TASK DESCRIPTION: Put the lines starting at "exp-point — [280, 728, 288, 737]" and ending at "line-dashdot — [62, 80, 323, 221]" into a JSON list of strings, one string per line, leaving out blank lines.

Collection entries
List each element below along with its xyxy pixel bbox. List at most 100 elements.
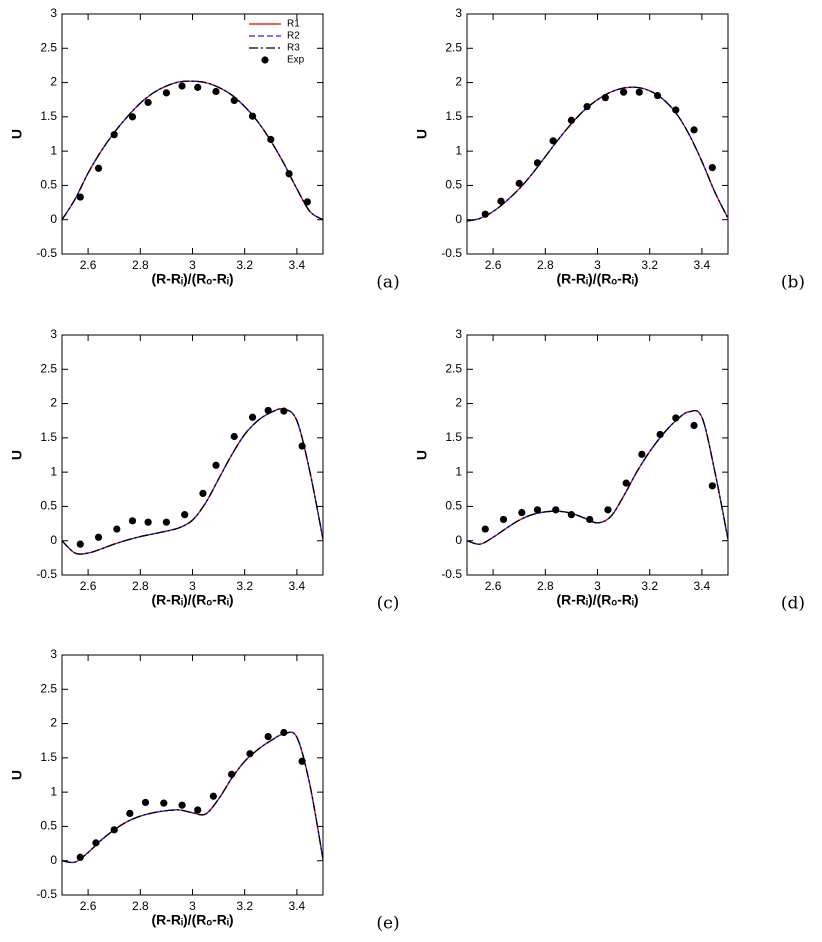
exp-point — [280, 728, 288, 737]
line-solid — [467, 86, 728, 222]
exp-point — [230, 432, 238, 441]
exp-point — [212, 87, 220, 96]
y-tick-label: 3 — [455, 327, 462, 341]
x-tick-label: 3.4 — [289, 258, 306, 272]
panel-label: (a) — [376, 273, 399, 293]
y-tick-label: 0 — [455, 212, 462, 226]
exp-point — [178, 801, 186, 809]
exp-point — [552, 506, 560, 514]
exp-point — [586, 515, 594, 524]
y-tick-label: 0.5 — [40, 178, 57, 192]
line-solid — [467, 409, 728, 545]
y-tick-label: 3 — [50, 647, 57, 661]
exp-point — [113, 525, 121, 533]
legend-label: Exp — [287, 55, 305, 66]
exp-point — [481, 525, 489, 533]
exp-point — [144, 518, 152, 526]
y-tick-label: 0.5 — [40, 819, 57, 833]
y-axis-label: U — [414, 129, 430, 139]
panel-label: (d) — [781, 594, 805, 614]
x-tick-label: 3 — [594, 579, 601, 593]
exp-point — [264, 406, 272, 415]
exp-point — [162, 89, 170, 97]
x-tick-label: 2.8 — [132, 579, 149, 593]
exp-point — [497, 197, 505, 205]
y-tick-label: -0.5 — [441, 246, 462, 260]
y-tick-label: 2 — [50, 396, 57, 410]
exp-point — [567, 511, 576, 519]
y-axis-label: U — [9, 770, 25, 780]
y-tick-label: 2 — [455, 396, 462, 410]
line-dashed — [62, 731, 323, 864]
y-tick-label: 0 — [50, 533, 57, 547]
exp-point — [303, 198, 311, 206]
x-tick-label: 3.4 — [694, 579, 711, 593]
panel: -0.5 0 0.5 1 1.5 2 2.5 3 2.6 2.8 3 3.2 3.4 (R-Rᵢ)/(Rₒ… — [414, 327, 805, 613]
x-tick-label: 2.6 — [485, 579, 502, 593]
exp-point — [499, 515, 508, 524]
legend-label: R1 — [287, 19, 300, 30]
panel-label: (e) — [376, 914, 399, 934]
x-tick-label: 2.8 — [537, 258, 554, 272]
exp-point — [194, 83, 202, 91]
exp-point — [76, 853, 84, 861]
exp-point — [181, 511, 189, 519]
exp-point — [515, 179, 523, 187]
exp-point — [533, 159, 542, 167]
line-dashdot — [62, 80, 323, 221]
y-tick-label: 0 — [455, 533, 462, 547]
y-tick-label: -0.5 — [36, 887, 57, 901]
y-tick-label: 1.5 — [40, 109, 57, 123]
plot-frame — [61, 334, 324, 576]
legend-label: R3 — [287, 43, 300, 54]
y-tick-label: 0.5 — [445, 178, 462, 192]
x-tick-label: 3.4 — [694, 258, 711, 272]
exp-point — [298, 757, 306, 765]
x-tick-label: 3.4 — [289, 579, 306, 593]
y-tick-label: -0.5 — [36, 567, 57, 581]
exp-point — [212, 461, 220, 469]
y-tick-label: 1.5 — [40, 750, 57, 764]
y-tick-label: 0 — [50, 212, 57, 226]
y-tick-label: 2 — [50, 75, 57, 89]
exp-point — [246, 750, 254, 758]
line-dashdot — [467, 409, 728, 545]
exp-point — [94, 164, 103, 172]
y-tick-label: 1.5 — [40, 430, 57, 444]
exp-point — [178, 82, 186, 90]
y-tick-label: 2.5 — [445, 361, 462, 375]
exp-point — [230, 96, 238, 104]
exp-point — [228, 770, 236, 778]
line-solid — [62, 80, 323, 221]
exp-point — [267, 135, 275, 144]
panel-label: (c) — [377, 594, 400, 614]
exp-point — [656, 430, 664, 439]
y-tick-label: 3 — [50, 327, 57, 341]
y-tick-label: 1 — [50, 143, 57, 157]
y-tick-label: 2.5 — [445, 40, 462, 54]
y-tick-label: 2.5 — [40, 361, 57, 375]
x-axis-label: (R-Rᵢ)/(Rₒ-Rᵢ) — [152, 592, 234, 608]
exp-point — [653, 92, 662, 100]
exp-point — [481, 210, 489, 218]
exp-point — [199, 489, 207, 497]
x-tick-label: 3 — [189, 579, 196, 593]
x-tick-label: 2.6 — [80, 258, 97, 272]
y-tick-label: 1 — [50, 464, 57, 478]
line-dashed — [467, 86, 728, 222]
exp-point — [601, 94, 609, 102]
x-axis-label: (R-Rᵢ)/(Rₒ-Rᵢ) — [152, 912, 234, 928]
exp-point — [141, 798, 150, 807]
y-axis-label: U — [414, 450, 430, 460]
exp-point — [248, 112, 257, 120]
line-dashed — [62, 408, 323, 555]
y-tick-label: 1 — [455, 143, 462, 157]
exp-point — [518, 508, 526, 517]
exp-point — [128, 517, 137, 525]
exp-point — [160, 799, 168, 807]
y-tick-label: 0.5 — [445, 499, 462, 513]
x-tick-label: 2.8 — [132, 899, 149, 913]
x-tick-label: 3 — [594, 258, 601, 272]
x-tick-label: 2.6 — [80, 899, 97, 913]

RESPONSE TO THE TASK:
[
  "exp-point — [280, 728, 288, 737]",
  "line-solid — [467, 86, 728, 222]",
  "exp-point — [230, 432, 238, 441]",
  "exp-point — [212, 87, 220, 96]",
  "y-tick-label: 3 — [455, 327, 462, 341]",
  "x-tick-label: 3.4 — [289, 258, 306, 272]",
  "panel-label: (a) — [376, 273, 399, 293]",
  "y-tick-label: 0 — [455, 212, 462, 226]",
  "exp-point — [178, 801, 186, 809]",
  "exp-point — [552, 506, 560, 514]",
  "exp-point — [586, 515, 594, 524]",
  "y-tick-label: 0.5 — [40, 178, 57, 192]",
  "line-solid — [467, 409, 728, 545]",
  "y-tick-label: 3 — [50, 647, 57, 661]",
  "exp-point — [113, 525, 121, 533]",
  "legend-label: Exp — [287, 55, 305, 66]",
  "exp-point — [481, 525, 489, 533]",
  "exp-point — [144, 518, 152, 526]",
  "y-tick-label: 0.5 — [40, 819, 57, 833]",
  "y-axis-label: U — [414, 129, 430, 139]",
  "panel-label: (d) — [781, 594, 805, 614]",
  "x-tick-label: 3 — [594, 579, 601, 593]",
  "exp-point — [264, 406, 272, 415]",
  "exp-point — [162, 89, 170, 97]",
  "x-tick-label: 2.8 — [132, 579, 149, 593]",
  "exp-point — [497, 197, 505, 205]",
  "y-tick-label: -0.5 — [441, 246, 462, 260]",
  "y-tick-label: 2 — [50, 396, 57, 410]",
  "exp-point — [567, 511, 576, 519]",
  "y-axis-label: U — [9, 770, 25, 780]",
  "y-tick-label: 2 — [455, 396, 462, 410]",
  "line-dashed — [62, 731, 323, 864]",
  "y-tick-label: 0 — [50, 533, 57, 547]",
  "exp-point — [303, 198, 311, 206]",
  "x-tick-label: 3.4 — [694, 579, 711, 593]",
  "panel: -0.5 0 0.5 1 1.5 2 2.5 3 2.6 2.8 3 3.2 3.4 (R-Rᵢ)/(Rₒ… — [414, 327, 805, 613]",
  "x-tick-label: 2.6 — [485, 579, 502, 593]",
  "exp-point — [499, 515, 508, 524]",
  "legend-label: R1 — [287, 19, 300, 30]",
  "panel-label: (e) — [376, 914, 399, 934]",
  "x-tick-label: 2.8 — [537, 258, 554, 272]",
  "exp-point — [194, 83, 202, 91]",
  "exp-point — [76, 853, 84, 861]",
  "exp-point — [181, 511, 189, 519]",
  "exp-point — [515, 179, 523, 187]",
  "exp-point — [533, 159, 542, 167]",
  "line-dashdot — [62, 80, 323, 221]"
]